TASK BRIEF
Write every record out again exactly as given.

[Raw records]
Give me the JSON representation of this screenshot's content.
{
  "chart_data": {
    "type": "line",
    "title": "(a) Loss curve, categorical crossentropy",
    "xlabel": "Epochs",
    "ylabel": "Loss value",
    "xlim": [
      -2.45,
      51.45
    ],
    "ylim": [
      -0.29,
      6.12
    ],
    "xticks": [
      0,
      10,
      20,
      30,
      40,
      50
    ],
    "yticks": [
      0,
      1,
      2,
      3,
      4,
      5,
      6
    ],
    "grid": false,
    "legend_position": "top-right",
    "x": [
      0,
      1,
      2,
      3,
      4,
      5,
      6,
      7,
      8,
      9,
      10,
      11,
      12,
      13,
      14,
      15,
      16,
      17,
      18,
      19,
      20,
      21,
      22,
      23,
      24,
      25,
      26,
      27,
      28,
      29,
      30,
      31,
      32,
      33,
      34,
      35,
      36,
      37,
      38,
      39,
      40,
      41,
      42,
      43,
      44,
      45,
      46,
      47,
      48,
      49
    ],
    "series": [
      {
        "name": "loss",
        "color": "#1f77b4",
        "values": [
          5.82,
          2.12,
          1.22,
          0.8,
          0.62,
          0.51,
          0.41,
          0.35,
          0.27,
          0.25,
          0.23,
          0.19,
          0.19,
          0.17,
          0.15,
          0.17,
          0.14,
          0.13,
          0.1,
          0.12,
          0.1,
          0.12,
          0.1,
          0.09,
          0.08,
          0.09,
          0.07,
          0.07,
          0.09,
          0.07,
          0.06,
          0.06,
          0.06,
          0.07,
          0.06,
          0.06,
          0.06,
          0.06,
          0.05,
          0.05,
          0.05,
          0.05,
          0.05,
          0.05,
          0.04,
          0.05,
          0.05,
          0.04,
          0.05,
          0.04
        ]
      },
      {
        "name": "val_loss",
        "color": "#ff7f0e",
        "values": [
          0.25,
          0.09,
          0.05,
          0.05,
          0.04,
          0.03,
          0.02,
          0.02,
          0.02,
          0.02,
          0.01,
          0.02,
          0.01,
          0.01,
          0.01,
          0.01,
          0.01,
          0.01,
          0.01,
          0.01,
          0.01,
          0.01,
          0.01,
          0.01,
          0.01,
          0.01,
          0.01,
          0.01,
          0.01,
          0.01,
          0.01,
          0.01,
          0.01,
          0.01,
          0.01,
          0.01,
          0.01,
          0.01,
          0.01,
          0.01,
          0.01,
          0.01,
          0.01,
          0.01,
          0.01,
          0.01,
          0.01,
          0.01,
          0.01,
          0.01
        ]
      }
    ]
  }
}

TASK SOLUTION
Give me the JSON representation of this screenshot's content.
{
  "chart_data": {
    "type": "line",
    "title": "(a) Loss curve, categorical crossentropy",
    "xlabel": "Epochs",
    "ylabel": "Loss value",
    "xlim": [
      -2.45,
      51.45
    ],
    "ylim": [
      -0.29,
      6.12
    ],
    "xticks": [
      0,
      10,
      20,
      30,
      40,
      50
    ],
    "yticks": [
      0,
      1,
      2,
      3,
      4,
      5,
      6
    ],
    "grid": false,
    "legend_position": "top-right",
    "x": [
      0,
      1,
      2,
      3,
      4,
      5,
      6,
      7,
      8,
      9,
      10,
      11,
      12,
      13,
      14,
      15,
      16,
      17,
      18,
      19,
      20,
      21,
      22,
      23,
      24,
      25,
      26,
      27,
      28,
      29,
      30,
      31,
      32,
      33,
      34,
      35,
      36,
      37,
      38,
      39,
      40,
      41,
      42,
      43,
      44,
      45,
      46,
      47,
      48,
      49
    ],
    "series": [
      {
        "name": "loss",
        "color": "#1f77b4",
        "values": [
          5.82,
          2.12,
          1.22,
          0.8,
          0.62,
          0.51,
          0.41,
          0.35,
          0.27,
          0.25,
          0.23,
          0.19,
          0.19,
          0.17,
          0.15,
          0.17,
          0.14,
          0.13,
          0.1,
          0.12,
          0.1,
          0.12,
          0.1,
          0.09,
          0.08,
          0.09,
          0.07,
          0.07,
          0.09,
          0.07,
          0.06,
          0.06,
          0.06,
          0.07,
          0.06,
          0.06,
          0.06,
          0.06,
          0.05,
          0.05,
          0.05,
          0.05,
          0.05,
          0.05,
          0.04,
          0.05,
          0.05,
          0.04,
          0.05,
          0.04
        ]
      },
      {
        "name": "val_loss",
        "color": "#ff7f0e",
        "values": [
          0.25,
          0.09,
          0.05,
          0.05,
          0.04,
          0.03,
          0.02,
          0.02,
          0.02,
          0.02,
          0.01,
          0.02,
          0.01,
          0.01,
          0.01,
          0.01,
          0.01,
          0.01,
          0.01,
          0.01,
          0.01,
          0.01,
          0.01,
          0.01,
          0.01,
          0.01,
          0.01,
          0.01,
          0.01,
          0.01,
          0.01,
          0.01,
          0.01,
          0.01,
          0.01,
          0.01,
          0.01,
          0.01,
          0.01,
          0.01,
          0.01,
          0.01,
          0.01,
          0.01,
          0.01,
          0.01,
          0.01,
          0.01,
          0.01,
          0.01
        ]
      }
    ]
  }
}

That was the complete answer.